[Dataset listings of figures]
________

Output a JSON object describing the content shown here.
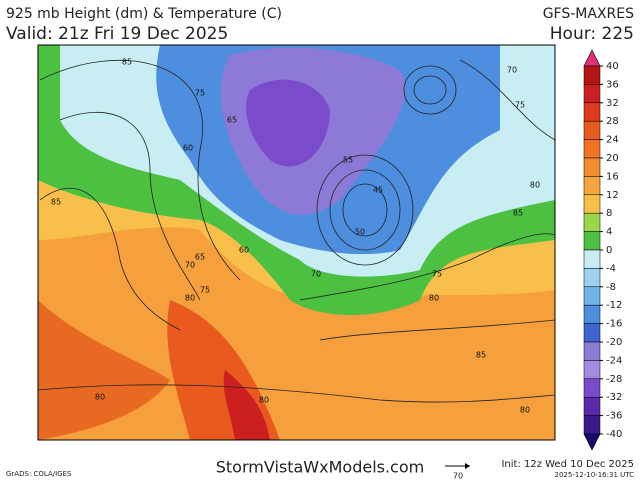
{
  "header": {
    "title": "925 mb Height (dm) & Temperature (C)",
    "valid": "Valid: 21z Fri 19 Dec 2025",
    "model": "GFS-MAXRES",
    "hour": "Hour: 225"
  },
  "colorbar": {
    "ticks": [
      40,
      36,
      32,
      28,
      24,
      20,
      16,
      12,
      8,
      4,
      0,
      -4,
      -8,
      -12,
      -16,
      -20,
      -24,
      -28,
      -32,
      -36,
      -40
    ],
    "colors": [
      "#e0307a",
      "#b41414",
      "#cc2020",
      "#de3a1c",
      "#e85a1e",
      "#f07424",
      "#f38c2c",
      "#f6a63c",
      "#f8c04a",
      "#9ad84a",
      "#4cc040",
      "#c8eef4",
      "#9cd2f0",
      "#70b4ea",
      "#4e8ede",
      "#3e66d2",
      "#8c7ad6",
      "#a08ce0",
      "#7a4ccc",
      "#5a2aaa",
      "#3a1a8a",
      "#1a0a70"
    ]
  },
  "contour_labels": [
    85,
    70,
    75,
    80,
    85,
    75,
    60,
    55,
    50,
    45,
    65,
    70,
    80,
    65,
    75,
    80,
    85,
    80,
    80,
    85,
    80,
    70,
    60,
    75
  ],
  "footer": {
    "credit": "GrADS: COLA/IGES",
    "site": "StormVistaWxModels.com",
    "vector_scale": "70",
    "init": "Init: 12z Wed 10 Dec 2025",
    "timestamp": "2025-12-10-16:31 UTC"
  }
}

________

• [AIM]
The pictures should not be reproduced; quote all of the other material exactly.

• [CORRECT OUTPUT]
Output a JSON object describing the content shown here.
{
  "header": {
    "title": "925 mb Height (dm) & Temperature (C)",
    "valid": "Valid: 21z Fri 19 Dec 2025",
    "model": "GFS-MAXRES",
    "hour": "Hour: 225"
  },
  "colorbar": {
    "ticks": [
      40,
      36,
      32,
      28,
      24,
      20,
      16,
      12,
      8,
      4,
      0,
      -4,
      -8,
      -12,
      -16,
      -20,
      -24,
      -28,
      -32,
      -36,
      -40
    ],
    "colors": [
      "#e0307a",
      "#b41414",
      "#cc2020",
      "#de3a1c",
      "#e85a1e",
      "#f07424",
      "#f38c2c",
      "#f6a63c",
      "#f8c04a",
      "#9ad84a",
      "#4cc040",
      "#c8eef4",
      "#9cd2f0",
      "#70b4ea",
      "#4e8ede",
      "#3e66d2",
      "#8c7ad6",
      "#a08ce0",
      "#7a4ccc",
      "#5a2aaa",
      "#3a1a8a",
      "#1a0a70"
    ]
  },
  "contour_labels": [
    85,
    70,
    75,
    80,
    85,
    75,
    60,
    55,
    50,
    45,
    65,
    70,
    80,
    65,
    75,
    80,
    85,
    80,
    80,
    85,
    80,
    70,
    60,
    75
  ],
  "footer": {
    "credit": "GrADS: COLA/IGES",
    "site": "StormVistaWxModels.com",
    "vector_scale": "70",
    "init": "Init: 12z Wed 10 Dec 2025",
    "timestamp": "2025-12-10-16:31 UTC"
  }
}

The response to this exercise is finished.